### Extracted records

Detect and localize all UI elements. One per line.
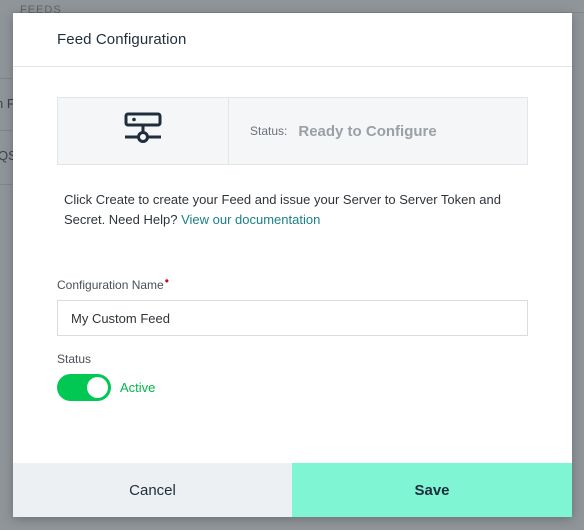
status-icon-cell	[58, 98, 229, 164]
status-field-label: Status	[57, 352, 92, 366]
status-info: Status: Ready to Configure	[229, 98, 527, 164]
toggle-knob	[87, 377, 108, 398]
configuration-name-label: Configuration Name•	[57, 274, 169, 292]
intro-text: Click Create to create your Feed and iss…	[64, 190, 524, 230]
modal-footer: Cancel Save	[13, 463, 572, 517]
modal-title: Feed Configuration	[57, 31, 187, 48]
modal-header: Feed Configuration	[13, 13, 572, 67]
server-network-icon	[124, 112, 162, 151]
status-toggle-text: Active	[120, 380, 156, 395]
status-card: Status: Ready to Configure	[57, 97, 528, 165]
background-divider	[0, 78, 12, 79]
required-indicator: •	[164, 274, 169, 288]
feed-configuration-modal: Feed Configuration Status: Ready to Conf…	[13, 13, 572, 517]
save-button[interactable]: Save	[292, 463, 572, 517]
background-divider	[0, 130, 12, 131]
background-divider	[0, 184, 12, 185]
cancel-button[interactable]: Cancel	[13, 463, 292, 517]
status-label: Status:	[250, 124, 288, 138]
status-toggle[interactable]	[57, 374, 111, 401]
configuration-name-label-text: Configuration Name	[57, 278, 164, 292]
configuration-name-input[interactable]	[57, 300, 528, 336]
status-value: Ready to Configure	[298, 122, 437, 140]
documentation-link[interactable]: View our documentation	[181, 212, 320, 227]
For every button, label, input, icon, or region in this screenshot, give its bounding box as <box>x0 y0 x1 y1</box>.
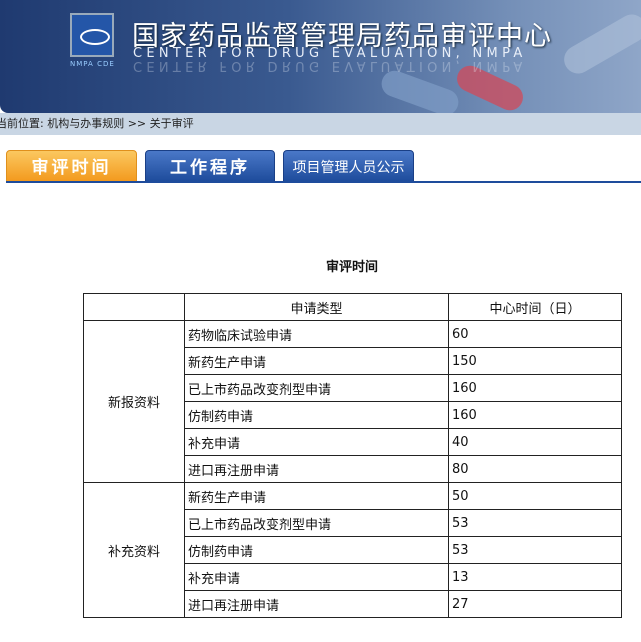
review-days: 53 <box>448 509 622 537</box>
table-row: 新报资料 药物临床试验申请 60 <box>83 320 622 483</box>
application-type: 药物临床试验申请 <box>184 320 449 348</box>
application-type: 进口再注册申请 <box>184 455 449 483</box>
breadcrumb: 当前位置: 机构与办事规则 >> 关于审评 <box>0 113 641 135</box>
tab-divider <box>6 181 641 183</box>
site-header: NMPA CDE 国家药品监督管理局药品审评中心 CENTER FOR DRUG… <box>0 0 641 113</box>
review-time-table: 申请类型 中心时间（日） 新报资料 药物临床试验申请 60 新药生产申请 150 已上市药品改… <box>83 293 622 618</box>
review-days: 80 <box>448 455 622 483</box>
review-days: 13 <box>448 563 622 591</box>
logo-text: NMPA CDE <box>70 60 115 68</box>
tab-project-managers[interactable]: 项目管理人员公示 <box>283 150 414 182</box>
nmpa-logo[interactable] <box>70 13 114 57</box>
application-type: 补充申请 <box>184 428 449 456</box>
table-header-row: 申请类型 中心时间（日） <box>83 293 622 321</box>
tab-review-time[interactable]: 审评时间 <box>6 150 137 182</box>
application-type: 仿制药申请 <box>184 401 449 429</box>
review-days: 40 <box>448 428 622 456</box>
review-days: 160 <box>448 374 622 402</box>
application-type: 已上市药品改变剂型申请 <box>184 374 449 402</box>
column-header <box>83 293 185 321</box>
review-days: 150 <box>448 347 622 375</box>
breadcrumb-prefix: 当前位置: <box>0 117 44 130</box>
tab-work-procedure[interactable]: 工作程序 <box>145 150 275 182</box>
column-header: 中心时间（日） <box>448 293 622 321</box>
review-days: 50 <box>448 482 622 510</box>
breadcrumb-current[interactable]: 关于审评 <box>150 117 194 130</box>
application-type: 新药生产申请 <box>184 482 449 510</box>
table-row: 补充资料 新药生产申请 50 <box>83 482 622 618</box>
review-days: 60 <box>448 320 622 348</box>
column-header: 申请类型 <box>184 293 449 321</box>
breadcrumb-link-rules[interactable]: 机构与办事规则 <box>47 117 124 130</box>
review-days: 27 <box>448 590 622 618</box>
breadcrumb-separator: >> <box>127 117 147 130</box>
application-type: 进口再注册申请 <box>184 590 449 618</box>
application-type: 已上市药品改变剂型申请 <box>184 509 449 537</box>
group-label: 新报资料 <box>83 320 185 483</box>
group-label: 补充资料 <box>83 482 185 618</box>
review-days: 160 <box>448 401 622 429</box>
application-type: 仿制药申请 <box>184 536 449 564</box>
site-title-en-reflection: CENTER FOR DRUG EVALUATION, NMPA <box>133 58 527 73</box>
application-type: 补充申请 <box>184 563 449 591</box>
page-title: 审评时间 <box>325 260 378 275</box>
review-days: 53 <box>448 536 622 564</box>
application-type: 新药生产申请 <box>184 347 449 375</box>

######

- Task to carry out
Quote every line of the records above verbatim, omitting the pictures.

- Result
Detect and localize all UI elements. One per line.
status-icon-cell	[58, 98, 229, 164]
status-field-label: Status	[57, 352, 92, 366]
status-info: Status: Ready to Configure	[229, 98, 527, 164]
toggle-knob	[87, 377, 108, 398]
configuration-name-label: Configuration Name•	[57, 274, 169, 292]
intro-text: Click Create to create your Feed and iss…	[64, 190, 524, 230]
modal-footer: Cancel Save	[13, 463, 572, 517]
modal-title: Feed Configuration	[57, 31, 187, 48]
modal-header: Feed Configuration	[13, 13, 572, 67]
server-network-icon	[124, 112, 162, 151]
status-toggle-text: Active	[120, 380, 156, 395]
status-card: Status: Ready to Configure	[57, 97, 528, 165]
background-divider	[0, 78, 12, 79]
required-indicator: •	[164, 274, 169, 288]
feed-configuration-modal: Feed Configuration Status: Ready to Conf…	[13, 13, 572, 517]
save-button[interactable]: Save	[292, 463, 572, 517]
background-divider	[0, 130, 12, 131]
background-divider	[0, 184, 12, 185]
cancel-button[interactable]: Cancel	[13, 463, 292, 517]
status-label: Status:	[250, 124, 288, 138]
status-toggle[interactable]	[57, 374, 111, 401]
configuration-name-label-text: Configuration Name	[57, 278, 164, 292]
configuration-name-input[interactable]	[57, 300, 528, 336]
status-value: Ready to Configure	[298, 122, 437, 140]
documentation-link[interactable]: View our documentation	[181, 212, 320, 227]
For every button, label, input, icon, or region in this screenshot, give its bounding box as <box>x0 y0 x1 y1</box>.
review-days: 53 <box>448 509 622 537</box>
table-row: 新报资料 药物临床试验申请 60 <box>83 320 622 483</box>
application-type: 药物临床试验申请 <box>184 320 449 348</box>
application-type: 进口再注册申请 <box>184 455 449 483</box>
breadcrumb: 当前位置: 机构与办事规则 >> 关于审评 <box>0 113 641 135</box>
tab-divider <box>6 181 641 183</box>
site-header: NMPA CDE 国家药品监督管理局药品审评中心 CENTER FOR DRUG… <box>0 0 641 113</box>
review-time-table: 申请类型 中心时间（日） 新报资料 药物临床试验申请 60 新药生产申请 150 已上市药品改… <box>83 293 622 618</box>
review-days: 80 <box>448 455 622 483</box>
review-days: 13 <box>448 563 622 591</box>
logo-text: NMPA CDE <box>70 60 115 68</box>
tab-project-managers[interactable]: 项目管理人员公示 <box>283 150 414 182</box>
nmpa-logo[interactable] <box>70 13 114 57</box>
application-type: 补充申请 <box>184 428 449 456</box>
table-header-row: 申请类型 中心时间（日） <box>83 293 622 321</box>
tab-review-time[interactable]: 审评时间 <box>6 150 137 182</box>
application-type: 仿制药申请 <box>184 401 449 429</box>
review-days: 40 <box>448 428 622 456</box>
review-days: 160 <box>448 374 622 402</box>
application-type: 已上市药品改变剂型申请 <box>184 374 449 402</box>
column-header <box>83 293 185 321</box>
review-days: 150 <box>448 347 622 375</box>
breadcrumb-prefix: 当前位置: <box>0 117 44 130</box>
tab-work-procedure[interactable]: 工作程序 <box>145 150 275 182</box>
column-header: 中心时间（日） <box>448 293 622 321</box>
review-days: 50 <box>448 482 622 510</box>
breadcrumb-current[interactable]: 关于审评 <box>150 117 194 130</box>
application-type: 新药生产申请 <box>184 482 449 510</box>
table-row: 补充资料 新药生产申请 50 <box>83 482 622 618</box>
review-days: 60 <box>448 320 622 348</box>
column-header: 申请类型 <box>184 293 449 321</box>
breadcrumb-link-rules[interactable]: 机构与办事规则 <box>47 117 124 130</box>
review-days: 27 <box>448 590 622 618</box>
breadcrumb-separator: >> <box>127 117 147 130</box>
application-type: 进口再注册申请 <box>184 590 449 618</box>
application-type: 已上市药品改变剂型申请 <box>184 509 449 537</box>
group-label: 新报资料 <box>83 320 185 483</box>
group-label: 补充资料 <box>83 482 185 618</box>
review-days: 160 <box>448 401 622 429</box>
application-type: 仿制药申请 <box>184 536 449 564</box>
site-title-en-reflection: CENTER FOR DRUG EVALUATION, NMPA <box>133 58 527 73</box>
application-type: 补充申请 <box>184 563 449 591</box>
page-title: 审评时间 <box>325 260 378 275</box>
review-days: 53 <box>448 536 622 564</box>
application-type: 新药生产申请 <box>184 347 449 375</box>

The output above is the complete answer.